[Extracted data entries]
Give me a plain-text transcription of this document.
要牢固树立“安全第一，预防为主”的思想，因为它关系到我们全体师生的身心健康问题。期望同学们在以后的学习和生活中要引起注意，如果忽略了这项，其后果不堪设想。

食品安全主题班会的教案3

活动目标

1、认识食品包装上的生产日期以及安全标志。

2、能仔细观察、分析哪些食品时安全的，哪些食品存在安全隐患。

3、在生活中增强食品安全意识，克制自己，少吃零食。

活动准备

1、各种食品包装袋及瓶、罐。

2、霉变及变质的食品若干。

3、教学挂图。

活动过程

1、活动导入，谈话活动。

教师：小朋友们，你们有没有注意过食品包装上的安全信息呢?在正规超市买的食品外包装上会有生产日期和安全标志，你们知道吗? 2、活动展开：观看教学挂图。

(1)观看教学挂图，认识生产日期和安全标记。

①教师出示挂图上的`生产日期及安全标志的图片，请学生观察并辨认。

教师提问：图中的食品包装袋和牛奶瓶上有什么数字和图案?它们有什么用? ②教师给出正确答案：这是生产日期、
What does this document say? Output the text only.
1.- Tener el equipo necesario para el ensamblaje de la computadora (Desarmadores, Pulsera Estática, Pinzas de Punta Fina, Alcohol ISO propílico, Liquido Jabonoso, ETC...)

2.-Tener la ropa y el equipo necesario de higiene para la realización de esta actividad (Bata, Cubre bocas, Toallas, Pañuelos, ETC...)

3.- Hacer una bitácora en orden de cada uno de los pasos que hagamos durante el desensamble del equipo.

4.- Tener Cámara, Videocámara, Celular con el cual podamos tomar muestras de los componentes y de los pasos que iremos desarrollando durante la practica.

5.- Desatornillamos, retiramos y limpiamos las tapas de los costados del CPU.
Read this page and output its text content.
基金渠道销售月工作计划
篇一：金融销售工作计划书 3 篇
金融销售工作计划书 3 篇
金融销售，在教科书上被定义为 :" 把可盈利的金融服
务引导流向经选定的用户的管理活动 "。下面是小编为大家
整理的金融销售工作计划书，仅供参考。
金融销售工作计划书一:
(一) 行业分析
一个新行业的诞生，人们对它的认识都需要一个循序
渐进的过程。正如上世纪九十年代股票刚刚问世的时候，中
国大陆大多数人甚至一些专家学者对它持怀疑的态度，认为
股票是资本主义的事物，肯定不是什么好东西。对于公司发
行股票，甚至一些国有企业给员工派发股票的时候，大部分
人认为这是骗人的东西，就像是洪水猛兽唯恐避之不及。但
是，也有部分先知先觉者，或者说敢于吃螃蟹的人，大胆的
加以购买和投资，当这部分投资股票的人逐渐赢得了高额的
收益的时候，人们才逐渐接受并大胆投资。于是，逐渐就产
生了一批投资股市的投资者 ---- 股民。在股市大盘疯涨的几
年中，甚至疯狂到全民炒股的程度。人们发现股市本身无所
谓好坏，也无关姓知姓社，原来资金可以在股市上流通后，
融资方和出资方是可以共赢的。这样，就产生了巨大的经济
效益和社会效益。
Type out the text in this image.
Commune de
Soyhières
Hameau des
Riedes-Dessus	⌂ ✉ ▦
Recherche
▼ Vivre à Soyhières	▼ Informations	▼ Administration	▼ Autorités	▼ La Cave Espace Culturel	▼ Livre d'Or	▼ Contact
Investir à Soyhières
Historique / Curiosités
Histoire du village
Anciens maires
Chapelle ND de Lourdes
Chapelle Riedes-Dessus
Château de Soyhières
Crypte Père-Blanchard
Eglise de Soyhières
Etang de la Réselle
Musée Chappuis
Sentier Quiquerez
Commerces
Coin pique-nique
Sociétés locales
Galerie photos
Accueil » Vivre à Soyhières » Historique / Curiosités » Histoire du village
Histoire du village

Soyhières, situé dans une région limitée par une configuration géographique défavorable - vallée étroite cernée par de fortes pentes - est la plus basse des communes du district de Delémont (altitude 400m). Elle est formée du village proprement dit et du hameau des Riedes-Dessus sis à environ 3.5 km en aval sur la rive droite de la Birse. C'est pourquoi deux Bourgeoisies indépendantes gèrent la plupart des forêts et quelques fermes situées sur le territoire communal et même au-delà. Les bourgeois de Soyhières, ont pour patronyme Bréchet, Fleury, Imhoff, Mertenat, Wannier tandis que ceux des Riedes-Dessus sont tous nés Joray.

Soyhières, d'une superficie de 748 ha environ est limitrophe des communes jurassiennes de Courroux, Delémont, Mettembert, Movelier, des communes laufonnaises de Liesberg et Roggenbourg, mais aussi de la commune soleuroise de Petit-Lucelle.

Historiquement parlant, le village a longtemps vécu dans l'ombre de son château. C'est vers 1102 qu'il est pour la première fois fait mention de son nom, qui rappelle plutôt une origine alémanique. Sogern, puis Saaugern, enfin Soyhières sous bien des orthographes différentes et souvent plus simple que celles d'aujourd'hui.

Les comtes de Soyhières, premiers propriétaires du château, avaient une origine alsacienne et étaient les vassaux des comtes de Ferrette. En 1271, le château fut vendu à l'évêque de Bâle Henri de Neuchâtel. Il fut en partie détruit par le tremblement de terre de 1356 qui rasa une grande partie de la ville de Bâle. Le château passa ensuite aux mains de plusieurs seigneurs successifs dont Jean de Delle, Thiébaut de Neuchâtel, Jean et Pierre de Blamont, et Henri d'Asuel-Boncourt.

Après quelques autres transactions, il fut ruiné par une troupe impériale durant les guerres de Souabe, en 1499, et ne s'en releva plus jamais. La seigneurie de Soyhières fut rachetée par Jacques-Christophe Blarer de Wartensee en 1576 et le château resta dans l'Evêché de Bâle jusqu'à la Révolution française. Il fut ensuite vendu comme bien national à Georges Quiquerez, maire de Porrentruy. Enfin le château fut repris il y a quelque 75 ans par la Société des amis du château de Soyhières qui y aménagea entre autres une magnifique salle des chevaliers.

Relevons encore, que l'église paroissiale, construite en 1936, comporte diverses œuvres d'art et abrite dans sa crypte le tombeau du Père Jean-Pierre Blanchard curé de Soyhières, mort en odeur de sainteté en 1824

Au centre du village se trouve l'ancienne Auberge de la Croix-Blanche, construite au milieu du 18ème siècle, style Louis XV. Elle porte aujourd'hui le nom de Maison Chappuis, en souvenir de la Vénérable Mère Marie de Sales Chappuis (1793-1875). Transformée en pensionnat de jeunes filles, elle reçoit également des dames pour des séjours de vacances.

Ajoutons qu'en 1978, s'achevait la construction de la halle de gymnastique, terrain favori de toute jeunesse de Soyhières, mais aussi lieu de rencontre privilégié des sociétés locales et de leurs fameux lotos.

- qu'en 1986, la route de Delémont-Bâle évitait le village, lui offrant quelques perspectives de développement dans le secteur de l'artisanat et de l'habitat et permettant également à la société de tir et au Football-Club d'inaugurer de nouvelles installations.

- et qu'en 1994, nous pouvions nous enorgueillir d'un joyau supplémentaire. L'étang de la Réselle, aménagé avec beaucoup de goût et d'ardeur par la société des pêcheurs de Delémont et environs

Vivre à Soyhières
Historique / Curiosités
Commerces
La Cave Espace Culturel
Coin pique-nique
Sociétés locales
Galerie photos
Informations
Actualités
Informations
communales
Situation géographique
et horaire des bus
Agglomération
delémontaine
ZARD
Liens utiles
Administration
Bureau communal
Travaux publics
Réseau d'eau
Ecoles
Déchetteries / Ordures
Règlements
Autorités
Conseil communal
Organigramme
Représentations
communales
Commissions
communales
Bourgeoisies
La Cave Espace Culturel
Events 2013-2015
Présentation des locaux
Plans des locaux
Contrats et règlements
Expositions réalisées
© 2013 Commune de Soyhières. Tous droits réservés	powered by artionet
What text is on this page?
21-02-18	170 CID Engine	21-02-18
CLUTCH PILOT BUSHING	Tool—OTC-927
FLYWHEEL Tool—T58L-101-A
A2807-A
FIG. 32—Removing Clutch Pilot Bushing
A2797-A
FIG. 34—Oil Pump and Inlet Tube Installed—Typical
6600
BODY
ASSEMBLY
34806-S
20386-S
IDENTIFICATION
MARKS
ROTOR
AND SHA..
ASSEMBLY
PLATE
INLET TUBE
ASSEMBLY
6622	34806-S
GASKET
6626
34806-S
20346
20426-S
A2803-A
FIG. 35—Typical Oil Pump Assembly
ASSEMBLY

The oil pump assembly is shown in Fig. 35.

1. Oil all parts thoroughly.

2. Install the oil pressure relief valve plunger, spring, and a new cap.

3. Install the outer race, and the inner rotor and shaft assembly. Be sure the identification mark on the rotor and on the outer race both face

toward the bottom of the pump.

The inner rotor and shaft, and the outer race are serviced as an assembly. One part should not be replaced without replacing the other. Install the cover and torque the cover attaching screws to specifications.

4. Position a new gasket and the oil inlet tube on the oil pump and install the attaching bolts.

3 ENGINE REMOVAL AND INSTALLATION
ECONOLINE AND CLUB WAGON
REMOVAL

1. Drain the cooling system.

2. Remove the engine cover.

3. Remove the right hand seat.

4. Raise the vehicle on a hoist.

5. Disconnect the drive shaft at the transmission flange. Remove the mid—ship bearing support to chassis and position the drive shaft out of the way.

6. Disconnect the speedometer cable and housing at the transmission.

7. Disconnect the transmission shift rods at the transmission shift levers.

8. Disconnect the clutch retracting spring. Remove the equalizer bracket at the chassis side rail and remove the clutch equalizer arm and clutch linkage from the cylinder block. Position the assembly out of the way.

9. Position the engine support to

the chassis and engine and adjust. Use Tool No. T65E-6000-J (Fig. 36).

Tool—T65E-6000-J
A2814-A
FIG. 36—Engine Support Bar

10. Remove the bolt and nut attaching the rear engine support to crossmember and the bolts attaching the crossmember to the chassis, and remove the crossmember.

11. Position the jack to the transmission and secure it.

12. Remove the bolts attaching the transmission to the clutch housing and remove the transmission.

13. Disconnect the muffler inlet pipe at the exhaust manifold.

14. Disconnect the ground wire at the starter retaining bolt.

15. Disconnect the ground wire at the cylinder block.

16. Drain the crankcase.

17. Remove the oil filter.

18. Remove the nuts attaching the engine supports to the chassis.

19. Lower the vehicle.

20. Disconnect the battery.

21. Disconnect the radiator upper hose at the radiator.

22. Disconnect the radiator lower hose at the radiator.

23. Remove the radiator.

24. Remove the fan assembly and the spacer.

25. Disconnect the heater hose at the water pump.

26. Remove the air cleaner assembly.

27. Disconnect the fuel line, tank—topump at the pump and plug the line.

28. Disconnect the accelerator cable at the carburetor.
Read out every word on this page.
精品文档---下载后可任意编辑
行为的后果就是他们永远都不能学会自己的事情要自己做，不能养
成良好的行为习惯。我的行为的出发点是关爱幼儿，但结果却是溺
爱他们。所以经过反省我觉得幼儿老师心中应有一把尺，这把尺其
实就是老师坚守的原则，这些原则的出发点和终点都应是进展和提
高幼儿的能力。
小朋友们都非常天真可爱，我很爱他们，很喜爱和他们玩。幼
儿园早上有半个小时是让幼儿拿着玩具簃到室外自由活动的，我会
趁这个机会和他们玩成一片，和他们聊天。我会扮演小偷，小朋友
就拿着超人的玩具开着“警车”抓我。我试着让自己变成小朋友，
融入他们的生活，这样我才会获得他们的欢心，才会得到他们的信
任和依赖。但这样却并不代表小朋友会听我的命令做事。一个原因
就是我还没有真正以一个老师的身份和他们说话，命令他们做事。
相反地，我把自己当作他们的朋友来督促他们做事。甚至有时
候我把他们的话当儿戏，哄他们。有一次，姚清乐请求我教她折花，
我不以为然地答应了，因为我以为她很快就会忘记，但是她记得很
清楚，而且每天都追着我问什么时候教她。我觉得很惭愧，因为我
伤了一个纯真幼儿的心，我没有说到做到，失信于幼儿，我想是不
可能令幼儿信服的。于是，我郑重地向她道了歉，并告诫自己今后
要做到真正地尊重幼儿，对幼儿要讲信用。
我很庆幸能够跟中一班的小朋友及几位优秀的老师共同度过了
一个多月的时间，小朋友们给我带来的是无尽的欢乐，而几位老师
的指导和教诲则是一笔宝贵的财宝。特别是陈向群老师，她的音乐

--- DIRECTIONS ---
Pick out the lines that have the word "equipo". Copy them all.

--- SOLUTION FOR THIS EXERCISE ---
1.- Tener el equipo necesario para el ensamblaje de la computadora (Desarmadores, Pulsera Estática, Pinzas de Punta Fina, Alcohol ISO propílico, Liquido Jabonoso, ETC...)
2.-Tener la ropa y el equipo necesario de higiene para la realización de esta actividad (Bata, Cubre bocas, Toallas, Pañuelos, ETC...)
3.- Hacer una bitácora en orden de cada uno de los pasos que hagamos durante el desensamble del equipo.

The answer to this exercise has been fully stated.